Requirement:
Give the material again in full, matching it exactly.
## begin Exercise materials
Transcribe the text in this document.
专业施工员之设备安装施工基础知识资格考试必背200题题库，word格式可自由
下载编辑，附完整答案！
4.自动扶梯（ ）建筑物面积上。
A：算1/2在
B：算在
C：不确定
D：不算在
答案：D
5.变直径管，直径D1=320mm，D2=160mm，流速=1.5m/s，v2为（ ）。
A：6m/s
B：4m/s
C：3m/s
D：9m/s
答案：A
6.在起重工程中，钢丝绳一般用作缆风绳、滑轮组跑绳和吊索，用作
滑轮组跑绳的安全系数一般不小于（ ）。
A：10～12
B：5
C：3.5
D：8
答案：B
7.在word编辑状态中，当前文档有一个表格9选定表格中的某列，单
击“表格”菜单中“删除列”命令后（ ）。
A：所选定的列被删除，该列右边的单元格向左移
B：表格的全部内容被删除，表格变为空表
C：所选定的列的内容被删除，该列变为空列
## end Exercise materials
Solution to this task:
Transcribe the text in this document.
专业施工员之设备安装施工基础知识资格考试必背200题题库，word格式可自由
下载编辑，附完整答案！
4.自动扶梯（ ）建筑物面积上。
A：算1/2在
B：算在
C：不确定
D：不算在
答案：D
5.变直径管，直径D1=320mm，D2=160mm，流速=1.5m/s，v2为（ ）。
A：6m/s
B：4m/s
C：3m/s
D：9m/s
答案：A
6.在起重工程中，钢丝绳一般用作缆风绳、滑轮组跑绳和吊索，用作
滑轮组跑绳的安全系数一般不小于（ ）。
A：10～12
B：5
C：3.5
D：8
答案：B
7.在word编辑状态中，当前文档有一个表格9选定表格中的某列，单
击“表格”菜单中“删除列”命令后（ ）。
A：所选定的列被删除，该列右边的单元格向左移
B：表格的全部内容被删除，表格变为空表
C：所选定的列的内容被删除，该列变为空列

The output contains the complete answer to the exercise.